_WRITTEN REQUEST_
Scan the lines below for the string "Comparing" and copy every one that has it.
** Begin **
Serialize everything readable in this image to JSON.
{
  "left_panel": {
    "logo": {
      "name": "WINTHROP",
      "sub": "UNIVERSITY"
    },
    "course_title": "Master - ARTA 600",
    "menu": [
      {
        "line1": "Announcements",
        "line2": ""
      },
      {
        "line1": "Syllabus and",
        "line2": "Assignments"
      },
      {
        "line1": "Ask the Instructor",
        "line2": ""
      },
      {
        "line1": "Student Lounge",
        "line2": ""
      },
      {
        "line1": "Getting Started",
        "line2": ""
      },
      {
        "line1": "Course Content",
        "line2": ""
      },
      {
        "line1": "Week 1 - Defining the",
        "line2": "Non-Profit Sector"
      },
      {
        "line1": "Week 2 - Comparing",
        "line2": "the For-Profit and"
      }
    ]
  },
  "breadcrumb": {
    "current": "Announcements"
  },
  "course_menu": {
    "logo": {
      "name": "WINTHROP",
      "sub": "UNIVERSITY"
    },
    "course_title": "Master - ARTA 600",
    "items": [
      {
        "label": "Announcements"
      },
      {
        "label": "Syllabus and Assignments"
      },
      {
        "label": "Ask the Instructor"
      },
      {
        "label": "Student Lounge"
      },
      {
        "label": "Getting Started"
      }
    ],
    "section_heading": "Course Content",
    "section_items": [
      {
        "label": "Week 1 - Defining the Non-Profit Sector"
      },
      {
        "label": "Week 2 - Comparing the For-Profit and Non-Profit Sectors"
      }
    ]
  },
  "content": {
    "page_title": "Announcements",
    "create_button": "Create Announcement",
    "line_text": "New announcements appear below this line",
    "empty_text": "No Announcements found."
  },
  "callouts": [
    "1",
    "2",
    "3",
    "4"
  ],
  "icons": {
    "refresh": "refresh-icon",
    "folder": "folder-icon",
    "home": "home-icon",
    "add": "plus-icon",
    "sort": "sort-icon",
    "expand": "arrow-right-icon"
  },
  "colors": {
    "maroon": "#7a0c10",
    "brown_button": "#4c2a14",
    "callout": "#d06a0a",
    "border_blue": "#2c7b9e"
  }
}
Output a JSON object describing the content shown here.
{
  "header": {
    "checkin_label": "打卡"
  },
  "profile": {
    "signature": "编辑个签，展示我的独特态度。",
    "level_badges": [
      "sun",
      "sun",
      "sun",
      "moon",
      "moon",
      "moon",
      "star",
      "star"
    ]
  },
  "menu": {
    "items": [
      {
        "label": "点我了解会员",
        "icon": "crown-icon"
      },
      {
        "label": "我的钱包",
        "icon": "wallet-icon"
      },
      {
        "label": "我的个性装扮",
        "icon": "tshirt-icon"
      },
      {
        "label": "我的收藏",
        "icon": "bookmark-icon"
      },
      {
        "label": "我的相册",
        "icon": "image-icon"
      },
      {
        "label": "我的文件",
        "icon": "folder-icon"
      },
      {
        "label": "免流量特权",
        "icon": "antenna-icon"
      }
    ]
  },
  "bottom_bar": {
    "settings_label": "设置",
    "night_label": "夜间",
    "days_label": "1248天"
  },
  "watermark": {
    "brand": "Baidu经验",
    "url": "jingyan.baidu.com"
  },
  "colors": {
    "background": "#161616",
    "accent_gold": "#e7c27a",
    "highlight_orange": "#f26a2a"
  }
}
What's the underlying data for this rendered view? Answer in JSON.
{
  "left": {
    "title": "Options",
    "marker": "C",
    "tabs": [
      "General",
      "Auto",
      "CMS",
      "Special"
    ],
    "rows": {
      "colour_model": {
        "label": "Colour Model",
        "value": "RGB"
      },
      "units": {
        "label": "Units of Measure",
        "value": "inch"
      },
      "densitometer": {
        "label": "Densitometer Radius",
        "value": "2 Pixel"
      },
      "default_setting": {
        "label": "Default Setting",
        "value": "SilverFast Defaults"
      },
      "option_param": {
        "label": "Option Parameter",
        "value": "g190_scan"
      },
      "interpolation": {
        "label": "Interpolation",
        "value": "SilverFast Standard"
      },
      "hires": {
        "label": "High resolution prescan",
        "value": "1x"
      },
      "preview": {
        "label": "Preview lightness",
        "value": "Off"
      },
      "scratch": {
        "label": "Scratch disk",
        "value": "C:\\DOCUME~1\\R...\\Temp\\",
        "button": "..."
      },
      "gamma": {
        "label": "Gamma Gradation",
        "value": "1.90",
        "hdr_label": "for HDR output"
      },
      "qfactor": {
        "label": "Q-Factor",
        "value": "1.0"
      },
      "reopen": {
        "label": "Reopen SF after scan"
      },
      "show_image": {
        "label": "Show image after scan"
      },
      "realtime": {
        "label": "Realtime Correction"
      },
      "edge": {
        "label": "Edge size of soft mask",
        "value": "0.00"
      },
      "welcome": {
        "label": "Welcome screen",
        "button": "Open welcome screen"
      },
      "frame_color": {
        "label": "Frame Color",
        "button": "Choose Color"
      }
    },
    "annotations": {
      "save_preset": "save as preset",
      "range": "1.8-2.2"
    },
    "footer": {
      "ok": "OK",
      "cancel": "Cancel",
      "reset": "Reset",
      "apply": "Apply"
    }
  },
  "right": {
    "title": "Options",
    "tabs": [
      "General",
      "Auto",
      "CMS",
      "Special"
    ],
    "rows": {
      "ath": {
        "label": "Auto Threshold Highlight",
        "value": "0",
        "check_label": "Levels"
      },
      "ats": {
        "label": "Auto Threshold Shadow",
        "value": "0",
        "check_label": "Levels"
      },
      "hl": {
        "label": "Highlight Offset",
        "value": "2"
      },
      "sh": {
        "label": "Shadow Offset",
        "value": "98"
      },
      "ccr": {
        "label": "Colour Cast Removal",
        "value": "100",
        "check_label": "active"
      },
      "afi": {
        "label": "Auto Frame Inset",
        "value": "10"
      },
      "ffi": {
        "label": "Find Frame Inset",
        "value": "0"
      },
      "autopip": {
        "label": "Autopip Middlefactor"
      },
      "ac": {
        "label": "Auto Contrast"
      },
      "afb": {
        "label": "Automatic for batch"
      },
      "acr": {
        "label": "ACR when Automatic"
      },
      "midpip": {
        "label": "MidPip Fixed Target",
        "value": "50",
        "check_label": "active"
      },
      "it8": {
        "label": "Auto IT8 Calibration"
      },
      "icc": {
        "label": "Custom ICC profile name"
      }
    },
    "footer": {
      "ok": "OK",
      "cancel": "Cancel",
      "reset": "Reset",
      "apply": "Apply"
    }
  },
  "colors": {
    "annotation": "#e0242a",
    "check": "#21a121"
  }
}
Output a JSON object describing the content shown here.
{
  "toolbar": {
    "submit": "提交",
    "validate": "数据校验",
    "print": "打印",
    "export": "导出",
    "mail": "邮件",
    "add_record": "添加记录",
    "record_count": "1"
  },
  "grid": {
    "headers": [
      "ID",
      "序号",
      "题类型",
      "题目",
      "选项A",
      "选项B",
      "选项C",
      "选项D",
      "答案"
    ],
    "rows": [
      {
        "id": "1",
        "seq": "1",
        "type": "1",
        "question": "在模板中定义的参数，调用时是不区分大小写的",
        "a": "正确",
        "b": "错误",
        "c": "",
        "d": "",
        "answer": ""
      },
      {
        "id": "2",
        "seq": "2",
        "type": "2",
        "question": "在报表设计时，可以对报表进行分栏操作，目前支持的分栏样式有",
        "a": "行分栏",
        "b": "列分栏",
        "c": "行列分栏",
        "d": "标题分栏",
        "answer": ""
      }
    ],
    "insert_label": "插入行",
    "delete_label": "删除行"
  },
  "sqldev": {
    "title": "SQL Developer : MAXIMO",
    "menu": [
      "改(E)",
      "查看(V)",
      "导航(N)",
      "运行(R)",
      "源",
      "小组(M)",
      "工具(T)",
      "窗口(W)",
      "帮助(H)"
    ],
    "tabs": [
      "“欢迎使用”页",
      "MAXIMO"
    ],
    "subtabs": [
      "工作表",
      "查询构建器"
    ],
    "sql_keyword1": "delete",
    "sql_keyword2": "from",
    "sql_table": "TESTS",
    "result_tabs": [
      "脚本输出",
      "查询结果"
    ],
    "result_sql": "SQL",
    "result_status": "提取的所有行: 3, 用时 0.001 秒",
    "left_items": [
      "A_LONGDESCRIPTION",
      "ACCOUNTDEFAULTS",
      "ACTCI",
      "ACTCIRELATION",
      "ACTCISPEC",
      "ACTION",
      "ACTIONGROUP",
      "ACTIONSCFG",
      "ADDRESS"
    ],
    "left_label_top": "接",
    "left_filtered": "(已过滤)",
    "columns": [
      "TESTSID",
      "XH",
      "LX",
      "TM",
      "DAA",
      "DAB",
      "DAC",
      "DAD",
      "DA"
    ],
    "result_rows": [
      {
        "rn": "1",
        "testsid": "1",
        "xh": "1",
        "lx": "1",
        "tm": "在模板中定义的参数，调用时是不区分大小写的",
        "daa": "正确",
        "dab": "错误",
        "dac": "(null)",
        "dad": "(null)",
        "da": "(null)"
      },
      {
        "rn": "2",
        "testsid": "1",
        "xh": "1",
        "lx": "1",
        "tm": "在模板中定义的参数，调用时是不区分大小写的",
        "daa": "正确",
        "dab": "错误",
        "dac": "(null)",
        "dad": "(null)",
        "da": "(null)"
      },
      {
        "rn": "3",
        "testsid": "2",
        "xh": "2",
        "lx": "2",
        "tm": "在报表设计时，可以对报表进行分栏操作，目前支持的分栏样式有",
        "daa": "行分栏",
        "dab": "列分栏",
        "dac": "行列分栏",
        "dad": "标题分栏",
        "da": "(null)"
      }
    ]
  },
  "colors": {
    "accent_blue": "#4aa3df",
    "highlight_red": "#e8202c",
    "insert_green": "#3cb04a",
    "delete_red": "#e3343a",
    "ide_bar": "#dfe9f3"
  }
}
** End **
_THE RESPONSE_
        "line1": "Week 2 - Comparing",
        "label": "Week 2 - Comparing the For-Profit and Non-Profit Sectors"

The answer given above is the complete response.